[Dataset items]
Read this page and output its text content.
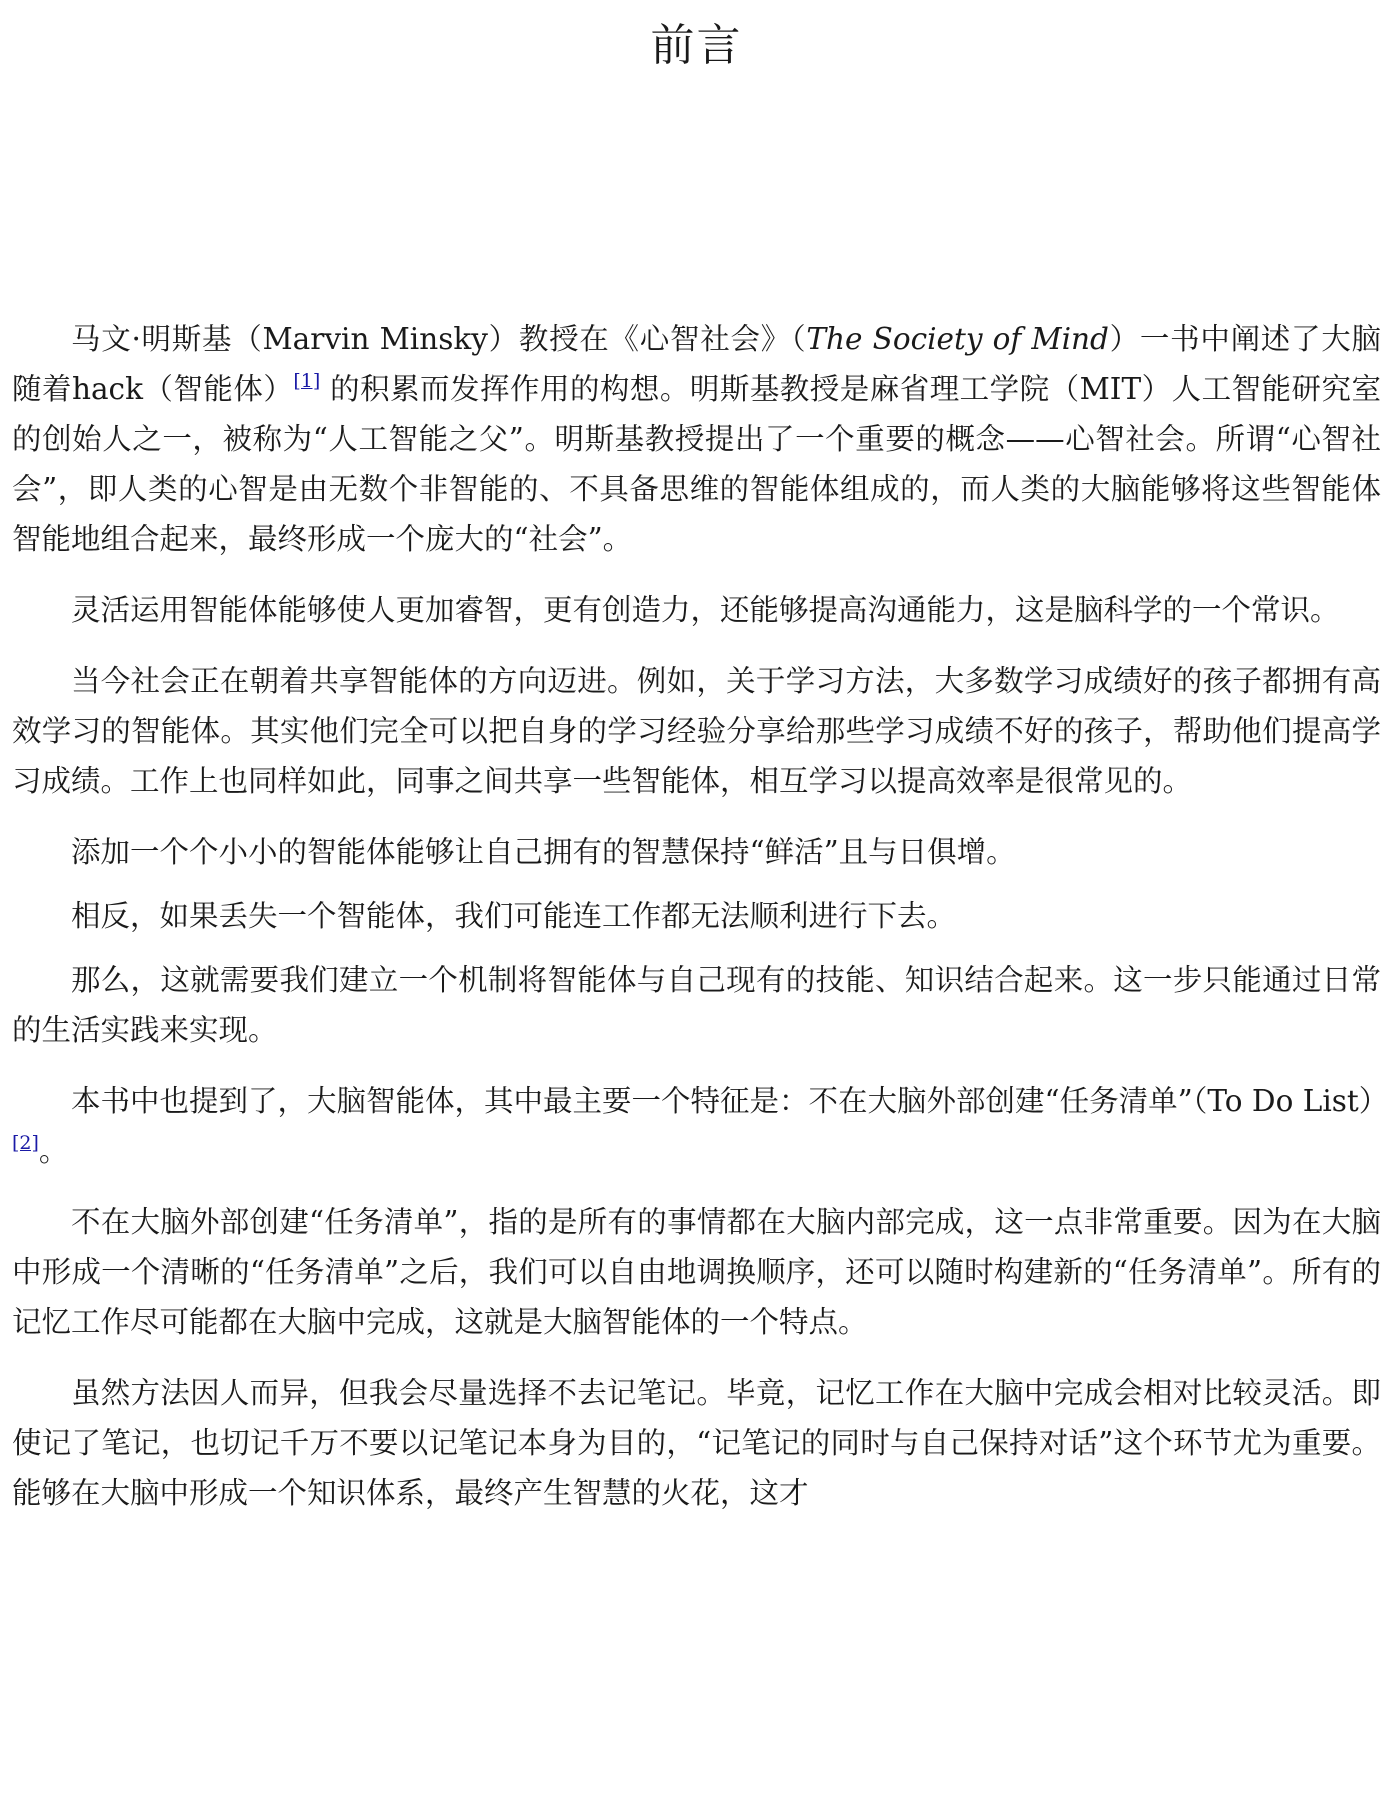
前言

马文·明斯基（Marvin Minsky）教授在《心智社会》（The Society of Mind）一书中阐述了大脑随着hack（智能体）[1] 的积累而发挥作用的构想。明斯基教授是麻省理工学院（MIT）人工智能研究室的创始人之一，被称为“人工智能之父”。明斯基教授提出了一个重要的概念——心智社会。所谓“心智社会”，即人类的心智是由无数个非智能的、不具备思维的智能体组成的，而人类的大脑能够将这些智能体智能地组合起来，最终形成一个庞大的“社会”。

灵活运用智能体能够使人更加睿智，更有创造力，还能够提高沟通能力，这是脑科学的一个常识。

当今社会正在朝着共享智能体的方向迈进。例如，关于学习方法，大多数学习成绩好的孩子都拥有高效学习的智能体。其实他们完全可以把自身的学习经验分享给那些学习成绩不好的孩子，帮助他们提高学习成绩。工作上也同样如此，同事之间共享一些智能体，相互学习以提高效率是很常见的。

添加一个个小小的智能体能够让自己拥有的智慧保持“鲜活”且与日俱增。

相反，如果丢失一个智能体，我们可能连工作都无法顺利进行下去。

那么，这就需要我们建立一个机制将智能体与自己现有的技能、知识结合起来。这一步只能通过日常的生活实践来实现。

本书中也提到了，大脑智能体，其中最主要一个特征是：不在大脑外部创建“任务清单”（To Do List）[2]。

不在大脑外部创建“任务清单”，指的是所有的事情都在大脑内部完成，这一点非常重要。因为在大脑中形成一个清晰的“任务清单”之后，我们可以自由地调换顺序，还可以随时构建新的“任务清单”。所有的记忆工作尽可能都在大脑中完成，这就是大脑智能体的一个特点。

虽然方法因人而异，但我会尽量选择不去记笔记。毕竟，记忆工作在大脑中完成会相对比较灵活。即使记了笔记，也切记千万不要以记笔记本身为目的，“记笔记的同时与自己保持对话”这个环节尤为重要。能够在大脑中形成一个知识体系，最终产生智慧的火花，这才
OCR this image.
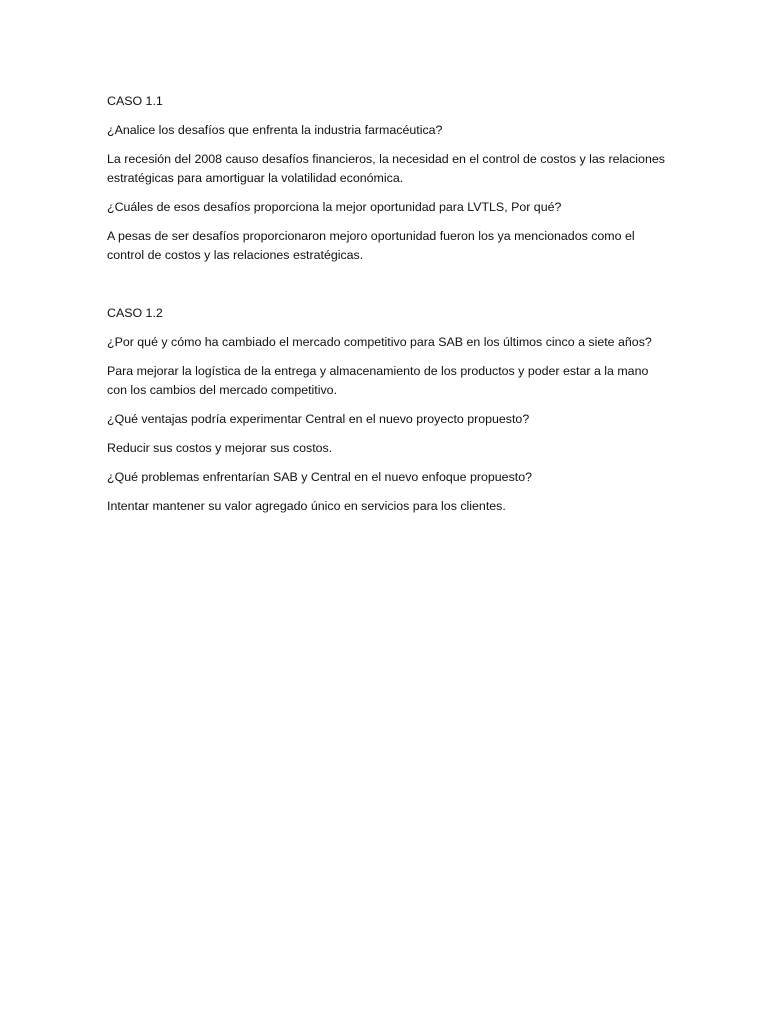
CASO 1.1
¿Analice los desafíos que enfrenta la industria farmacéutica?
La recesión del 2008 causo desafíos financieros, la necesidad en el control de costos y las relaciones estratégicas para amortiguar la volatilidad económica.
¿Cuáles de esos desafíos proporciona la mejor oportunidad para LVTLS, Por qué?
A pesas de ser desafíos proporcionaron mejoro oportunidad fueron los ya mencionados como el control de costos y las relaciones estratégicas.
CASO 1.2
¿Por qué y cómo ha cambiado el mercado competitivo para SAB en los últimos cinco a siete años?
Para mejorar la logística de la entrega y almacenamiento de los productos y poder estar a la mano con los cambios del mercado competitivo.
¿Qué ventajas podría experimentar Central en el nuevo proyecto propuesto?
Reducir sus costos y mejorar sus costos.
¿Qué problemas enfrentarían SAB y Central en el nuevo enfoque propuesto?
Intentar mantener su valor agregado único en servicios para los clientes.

Set problem | Reproduce the data above in full, exactly as it is, with the pictures left out.

Reply |
Read this page and output its text content.
前言

马文·明斯基（Marvin Minsky）教授在《心智社会》（The Society of Mind）一书中阐述了大脑随着hack（智能体）[1] 的积累而发挥作用的构想。明斯基教授是麻省理工学院（MIT）人工智能研究室的创始人之一，被称为“人工智能之父”。明斯基教授提出了一个重要的概念——心智社会。所谓“心智社会”，即人类的心智是由无数个非智能的、不具备思维的智能体组成的，而人类的大脑能够将这些智能体智能地组合起来，最终形成一个庞大的“社会”。

灵活运用智能体能够使人更加睿智，更有创造力，还能够提高沟通能力，这是脑科学的一个常识。

当今社会正在朝着共享智能体的方向迈进。例如，关于学习方法，大多数学习成绩好的孩子都拥有高效学习的智能体。其实他们完全可以把自身的学习经验分享给那些学习成绩不好的孩子，帮助他们提高学习成绩。工作上也同样如此，同事之间共享一些智能体，相互学习以提高效率是很常见的。

添加一个个小小的智能体能够让自己拥有的智慧保持“鲜活”且与日俱增。

相反，如果丢失一个智能体，我们可能连工作都无法顺利进行下去。

那么，这就需要我们建立一个机制将智能体与自己现有的技能、知识结合起来。这一步只能通过日常的生活实践来实现。

本书中也提到了，大脑智能体，其中最主要一个特征是：不在大脑外部创建“任务清单”（To Do List）[2]。

不在大脑外部创建“任务清单”，指的是所有的事情都在大脑内部完成，这一点非常重要。因为在大脑中形成一个清晰的“任务清单”之后，我们可以自由地调换顺序，还可以随时构建新的“任务清单”。所有的记忆工作尽可能都在大脑中完成，这就是大脑智能体的一个特点。

虽然方法因人而异，但我会尽量选择不去记笔记。毕竟，记忆工作在大脑中完成会相对比较灵活。即使记了笔记，也切记千万不要以记笔记本身为目的，“记笔记的同时与自己保持对话”这个环节尤为重要。能够在大脑中形成一个知识体系，最终产生智慧的火花，这才
OCR this image.
CASO 1.1
¿Analice los desafíos que enfrenta la industria farmacéutica?
La recesión del 2008 causo desafíos financieros, la necesidad en el control de costos y las relaciones estratégicas para amortiguar la volatilidad económica.
¿Cuáles de esos desafíos proporciona la mejor oportunidad para LVTLS, Por qué?
A pesas de ser desafíos proporcionaron mejoro oportunidad fueron los ya mencionados como el control de costos y las relaciones estratégicas.
CASO 1.2
¿Por qué y cómo ha cambiado el mercado competitivo para SAB en los últimos cinco a siete años?
Para mejorar la logística de la entrega y almacenamiento de los productos y poder estar a la mano con los cambios del mercado competitivo.
¿Qué ventajas podría experimentar Central en el nuevo proyecto propuesto?
Reducir sus costos y mejorar sus costos.
¿Qué problemas enfrentarían SAB y Central en el nuevo enfoque propuesto?
Intentar mantener su valor agregado único en servicios para los clientes.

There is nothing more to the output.